Quote the records in full and leave their pictures out.
## Begin Input data
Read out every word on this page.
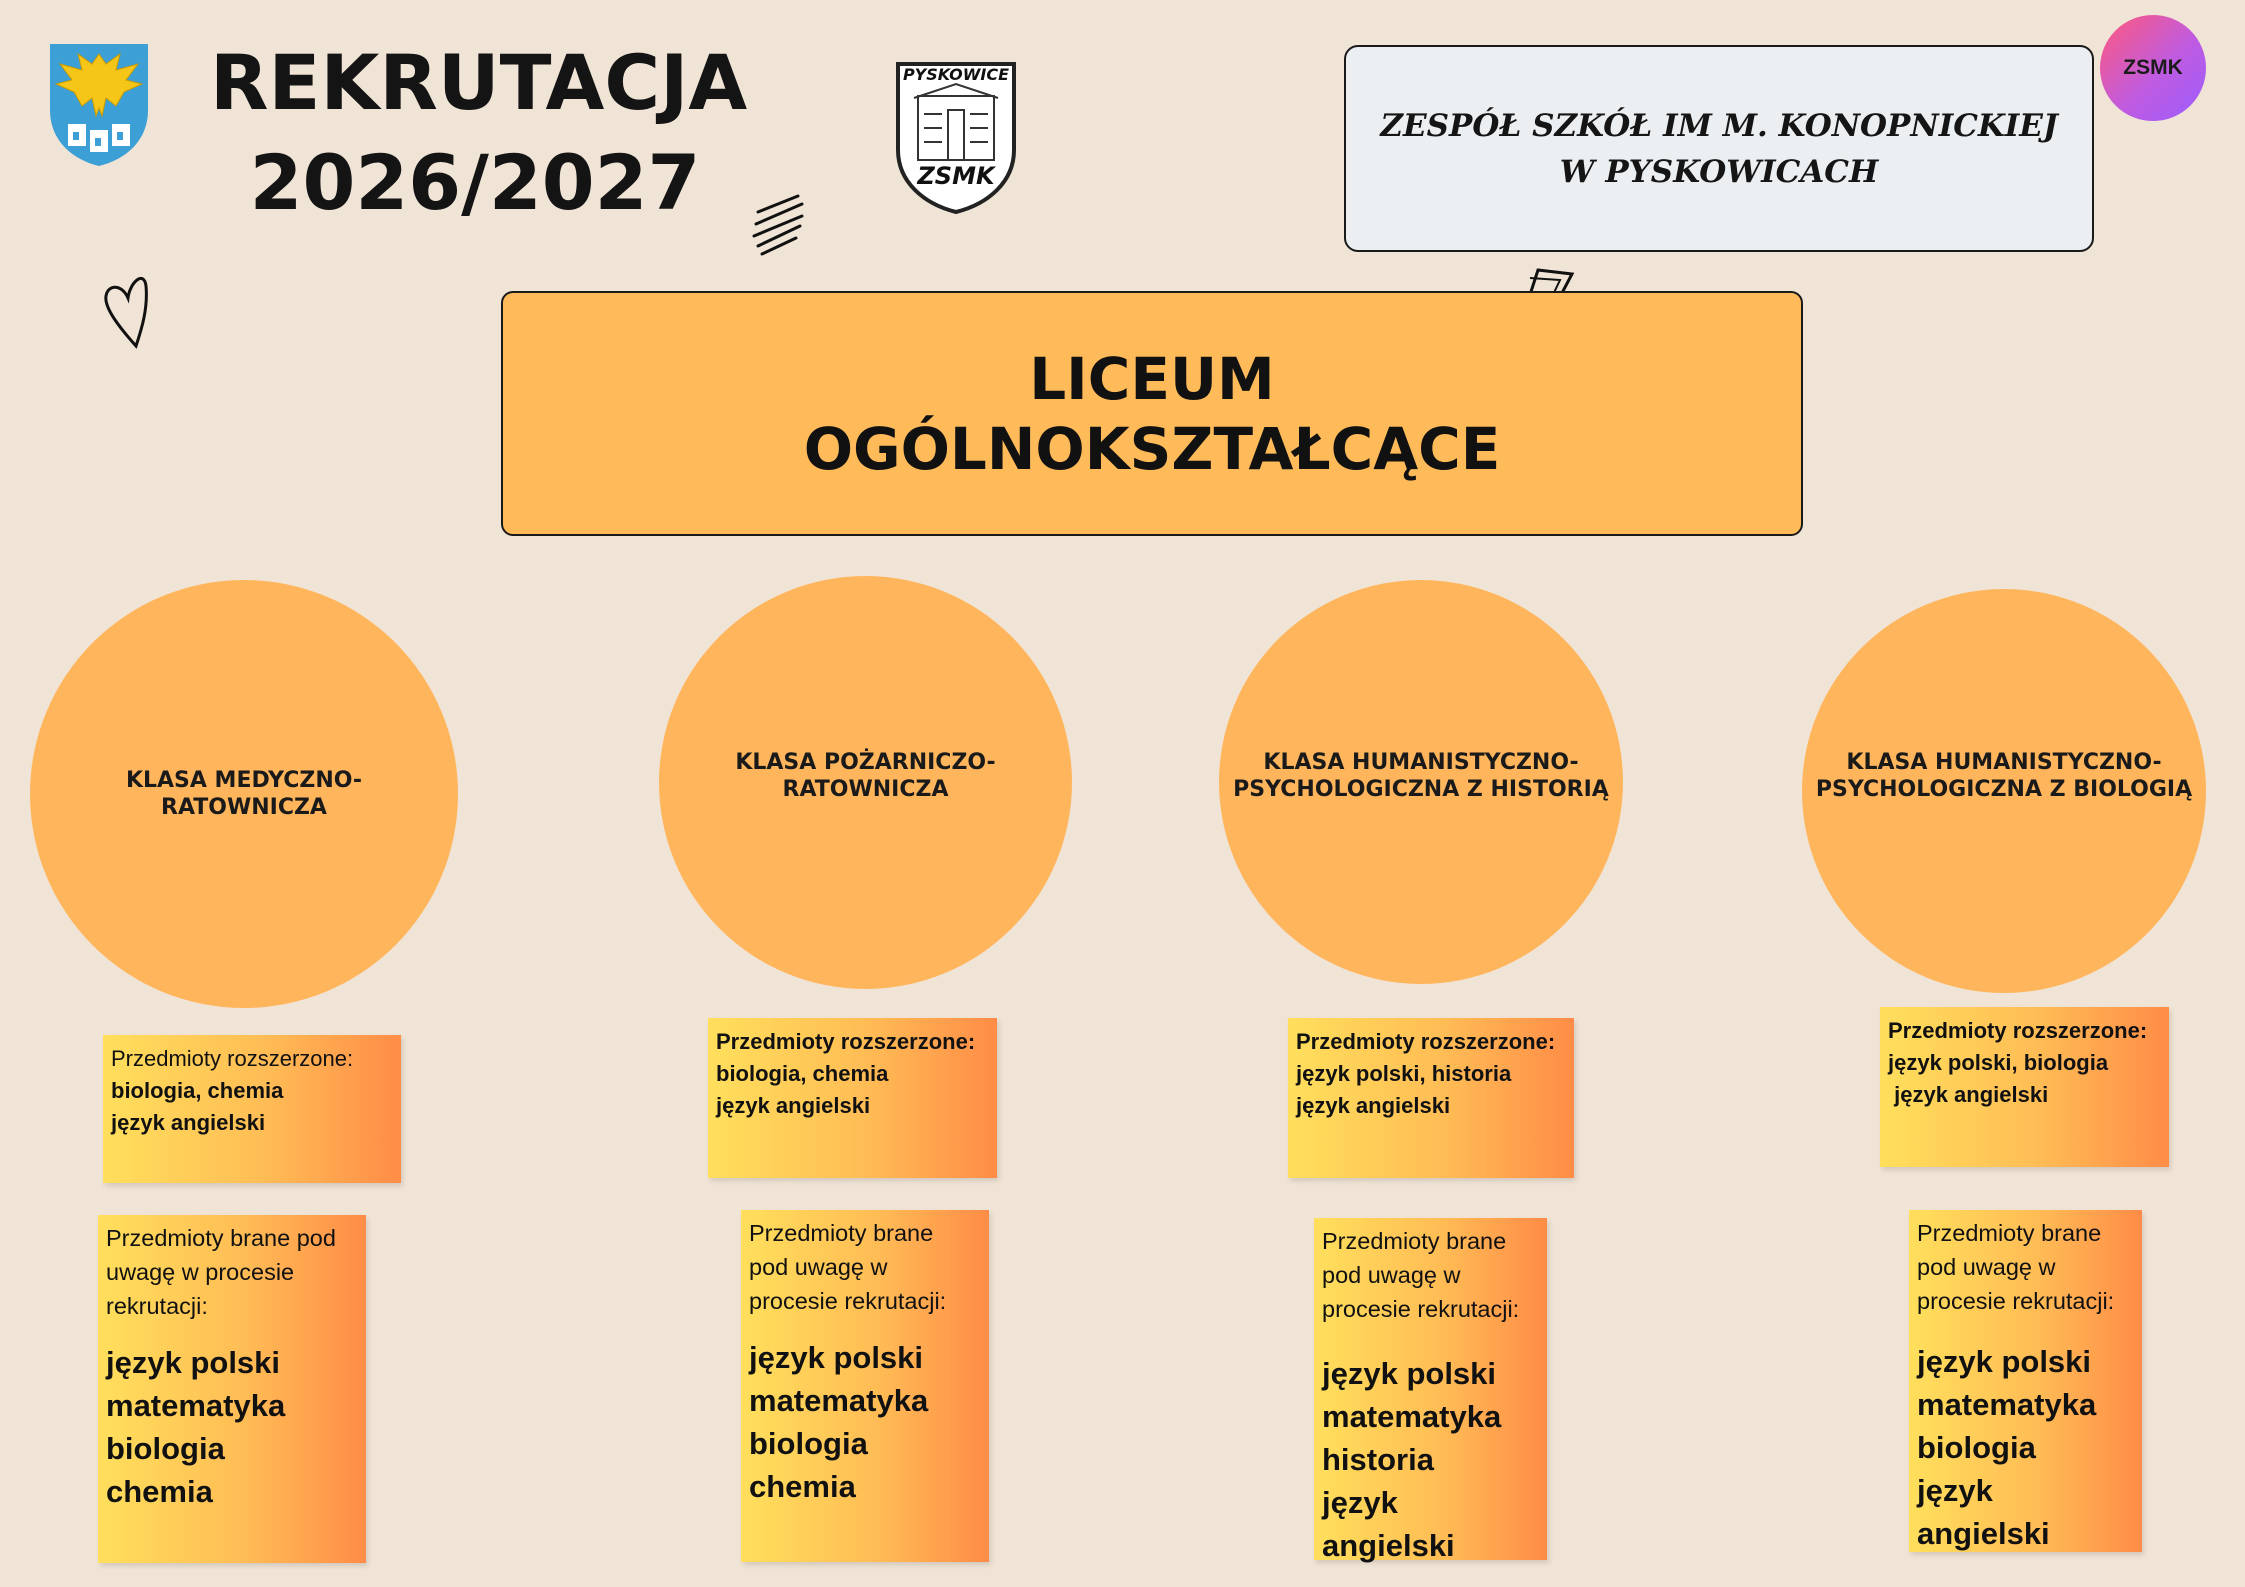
REKRUTACJA
2026/2027
PYSKOWICE
ZSMK
ZESPÓŁ SZKÓŁ IM M. KONOPNICKIEJ
W PYSKOWICACH
ZSMK
LICEUM
OGÓLNOKSZTAŁCĄCE
KLASA MEDYCZNO-
RATOWNICZA
KLASA POŻARNICZO-
RATOWNICZA
KLASA HUMANISTYCZNO-
PSYCHOLOGICZNA Z HISTORIĄ
KLASA HUMANISTYCZNO-
PSYCHOLOGICZNA Z BIOLOGIĄ
Przedmioty rozszerzone:
biologia, chemia
język angielski
Przedmioty rozszerzone:
biologia, chemia
język angielski
Przedmioty rozszerzone:
język polski, historia
język angielski
Przedmioty rozszerzone:
język polski, biologia
język angielski
Przedmioty brane pod
uwagę w procesie
rekrutacji:
język polski
matematyka
biologia
chemia
Przedmioty brane
pod uwagę w
procesie rekrutacji:
język polski
matematyka
biologia
chemia
Przedmioty brane
pod uwagę w
procesie rekrutacji:
język polski
matematyka
historia
język angielski
Przedmioty brane
pod uwagę w
procesie rekrutacji:
język polski
matematyka
biologia
język angielski
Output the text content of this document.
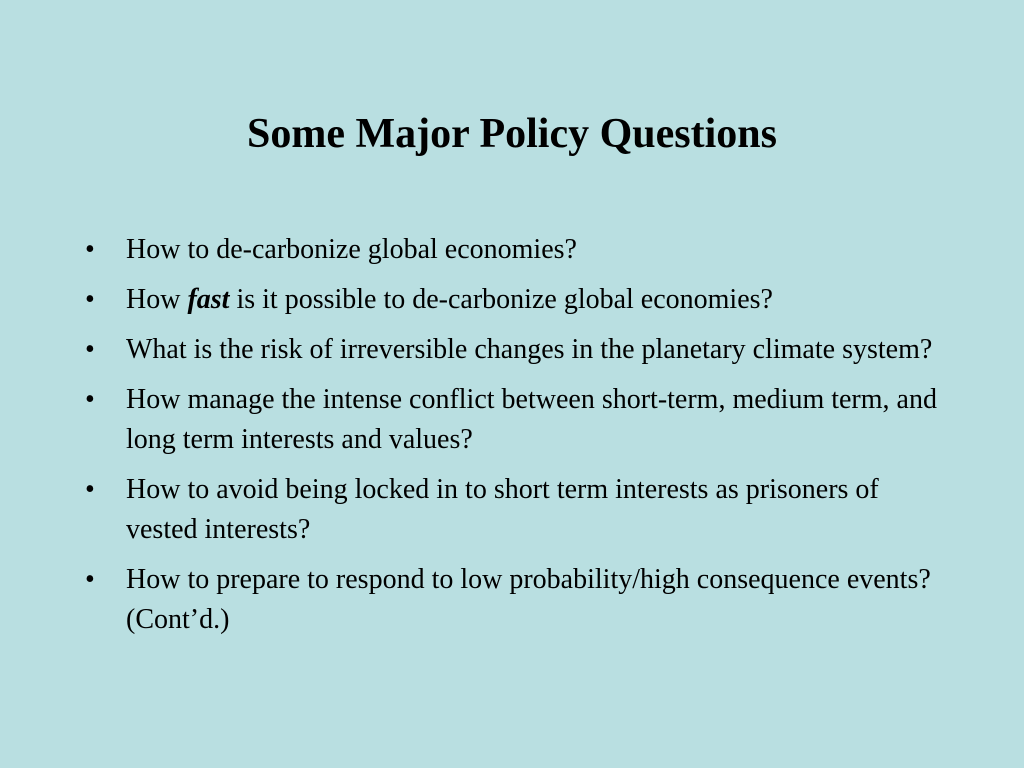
Some Major Policy Questions
•	How to de-carbonize global economies?
•	How fast is it possible to de-carbonize global economies?
•	What is the risk of irreversible changes in the planetary climate system?
•	How manage the intense conflict between short-term, medium term, and long term interests and values?
•	How to avoid being locked in to short term interests as prisoners of vested interests?
•	How to prepare to respond to low probability/high consequence events? (Cont’d.)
## End Input data
◆ **Complete response**:
Read out every word on this page.
REKRUTACJA
2026/2027
PYSKOWICE
ZSMK
ZESPÓŁ SZKÓŁ IM M. KONOPNICKIEJ
W PYSKOWICACH
ZSMK
LICEUM
OGÓLNOKSZTAŁCĄCE
KLASA MEDYCZNO-
RATOWNICZA
KLASA POŻARNICZO-
RATOWNICZA
KLASA HUMANISTYCZNO-
PSYCHOLOGICZNA Z HISTORIĄ
KLASA HUMANISTYCZNO-
PSYCHOLOGICZNA Z BIOLOGIĄ
Przedmioty rozszerzone:
biologia, chemia
język angielski
Przedmioty rozszerzone:
biologia, chemia
język angielski
Przedmioty rozszerzone:
język polski, historia
język angielski
Przedmioty rozszerzone:
język polski, biologia
język angielski
Przedmioty brane pod
uwagę w procesie
rekrutacji:
język polski
matematyka
biologia
chemia
Przedmioty brane
pod uwagę w
procesie rekrutacji:
język polski
matematyka
biologia
chemia
Przedmioty brane
pod uwagę w
procesie rekrutacji:
język polski
matematyka
historia
język angielski
Przedmioty brane
pod uwagę w
procesie rekrutacji:
język polski
matematyka
biologia
język angielski
Output the text content of this document.
Some Major Policy Questions
•	How to de-carbonize global economies?
•	How fast is it possible to de-carbonize global economies?
•	What is the risk of irreversible changes in the planetary climate system?
•	How manage the intense conflict between short-term, medium term, and long term interests and values?
•	How to avoid being locked in to short term interests as prisoners of vested interests?
•	How to prepare to respond to low probability/high consequence events? (Cont’d.)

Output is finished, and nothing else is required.